◆ DATA SUPPLIED ◆
# # #
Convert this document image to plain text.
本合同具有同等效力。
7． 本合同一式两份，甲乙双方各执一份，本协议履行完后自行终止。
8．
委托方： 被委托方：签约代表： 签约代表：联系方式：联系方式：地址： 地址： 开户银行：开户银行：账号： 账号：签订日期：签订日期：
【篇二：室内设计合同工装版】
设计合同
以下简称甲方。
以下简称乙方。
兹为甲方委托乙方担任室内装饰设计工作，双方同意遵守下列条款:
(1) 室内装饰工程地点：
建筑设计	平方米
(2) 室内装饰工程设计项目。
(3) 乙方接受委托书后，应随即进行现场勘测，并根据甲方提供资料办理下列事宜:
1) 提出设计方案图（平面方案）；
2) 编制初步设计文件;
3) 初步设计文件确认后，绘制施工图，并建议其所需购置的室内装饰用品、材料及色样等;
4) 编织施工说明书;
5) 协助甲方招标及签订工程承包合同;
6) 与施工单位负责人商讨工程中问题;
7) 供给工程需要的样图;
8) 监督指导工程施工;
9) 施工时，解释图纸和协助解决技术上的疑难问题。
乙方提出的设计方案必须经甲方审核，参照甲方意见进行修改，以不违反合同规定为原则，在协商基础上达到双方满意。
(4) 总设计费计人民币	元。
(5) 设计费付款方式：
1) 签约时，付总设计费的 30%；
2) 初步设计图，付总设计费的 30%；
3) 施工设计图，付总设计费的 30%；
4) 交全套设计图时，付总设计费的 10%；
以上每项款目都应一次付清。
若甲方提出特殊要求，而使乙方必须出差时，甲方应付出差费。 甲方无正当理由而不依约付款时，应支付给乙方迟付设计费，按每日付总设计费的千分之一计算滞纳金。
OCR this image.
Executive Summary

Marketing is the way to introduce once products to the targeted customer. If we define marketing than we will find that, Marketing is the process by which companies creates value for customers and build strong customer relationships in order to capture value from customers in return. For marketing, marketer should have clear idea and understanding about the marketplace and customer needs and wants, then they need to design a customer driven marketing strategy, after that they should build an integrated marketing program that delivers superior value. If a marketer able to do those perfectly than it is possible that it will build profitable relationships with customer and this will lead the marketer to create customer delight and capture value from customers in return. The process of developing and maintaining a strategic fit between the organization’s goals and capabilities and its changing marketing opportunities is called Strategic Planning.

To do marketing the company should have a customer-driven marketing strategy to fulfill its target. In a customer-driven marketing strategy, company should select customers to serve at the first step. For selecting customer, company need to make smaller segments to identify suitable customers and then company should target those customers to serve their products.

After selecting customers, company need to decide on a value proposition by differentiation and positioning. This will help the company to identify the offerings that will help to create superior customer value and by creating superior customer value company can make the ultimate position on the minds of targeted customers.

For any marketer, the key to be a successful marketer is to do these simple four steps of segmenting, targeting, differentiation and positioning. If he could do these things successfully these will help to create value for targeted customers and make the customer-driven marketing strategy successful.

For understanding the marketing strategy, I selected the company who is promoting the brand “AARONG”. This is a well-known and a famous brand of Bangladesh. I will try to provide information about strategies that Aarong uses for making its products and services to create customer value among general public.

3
# # #
◆ WHAT YOU WILL DO ◆
Write out the entries above once more, without altering anything.

◆ SOLUTION TO THE PROBLEM ◆
Convert this document image to plain text.
本合同具有同等效力。
7． 本合同一式两份，甲乙双方各执一份，本协议履行完后自行终止。
8．
委托方： 被委托方：签约代表： 签约代表：联系方式：联系方式：地址： 地址： 开户银行：开户银行：账号： 账号：签订日期：签订日期：
【篇二：室内设计合同工装版】
设计合同
以下简称甲方。
以下简称乙方。
兹为甲方委托乙方担任室内装饰设计工作，双方同意遵守下列条款:
(1) 室内装饰工程地点：
建筑设计	平方米
(2) 室内装饰工程设计项目。
(3) 乙方接受委托书后，应随即进行现场勘测，并根据甲方提供资料办理下列事宜:
1) 提出设计方案图（平面方案）；
2) 编制初步设计文件;
3) 初步设计文件确认后，绘制施工图，并建议其所需购置的室内装饰用品、材料及色样等;
4) 编织施工说明书;
5) 协助甲方招标及签订工程承包合同;
6) 与施工单位负责人商讨工程中问题;
7) 供给工程需要的样图;
8) 监督指导工程施工;
9) 施工时，解释图纸和协助解决技术上的疑难问题。
乙方提出的设计方案必须经甲方审核，参照甲方意见进行修改，以不违反合同规定为原则，在协商基础上达到双方满意。
(4) 总设计费计人民币	元。
(5) 设计费付款方式：
1) 签约时，付总设计费的 30%；
2) 初步设计图，付总设计费的 30%；
3) 施工设计图，付总设计费的 30%；
4) 交全套设计图时，付总设计费的 10%；
以上每项款目都应一次付清。
若甲方提出特殊要求，而使乙方必须出差时，甲方应付出差费。 甲方无正当理由而不依约付款时，应支付给乙方迟付设计费，按每日付总设计费的千分之一计算滞纳金。
OCR this image.
Executive Summary

Marketing is the way to introduce once products to the targeted customer. If we define marketing than we will find that, Marketing is the process by which companies creates value for customers and build strong customer relationships in order to capture value from customers in return. For marketing, marketer should have clear idea and understanding about the marketplace and customer needs and wants, then they need to design a customer driven marketing strategy, after that they should build an integrated marketing program that delivers superior value. If a marketer able to do those perfectly than it is possible that it will build profitable relationships with customer and this will lead the marketer to create customer delight and capture value from customers in return. The process of developing and maintaining a strategic fit between the organization’s goals and capabilities and its changing marketing opportunities is called Strategic Planning.

To do marketing the company should have a customer-driven marketing strategy to fulfill its target. In a customer-driven marketing strategy, company should select customers to serve at the first step. For selecting customer, company need to make smaller segments to identify suitable customers and then company should target those customers to serve their products.

After selecting customers, company need to decide on a value proposition by differentiation and positioning. This will help the company to identify the offerings that will help to create superior customer value and by creating superior customer value company can make the ultimate position on the minds of targeted customers.

For any marketer, the key to be a successful marketer is to do these simple four steps of segmenting, targeting, differentiation and positioning. If he could do these things successfully these will help to create value for targeted customers and make the customer-driven marketing strategy successful.

For understanding the marketing strategy, I selected the company who is promoting the brand “AARONG”. This is a well-known and a famous brand of Bangladesh. I will try to provide information about strategies that Aarong uses for making its products and services to create customer value among general public.

3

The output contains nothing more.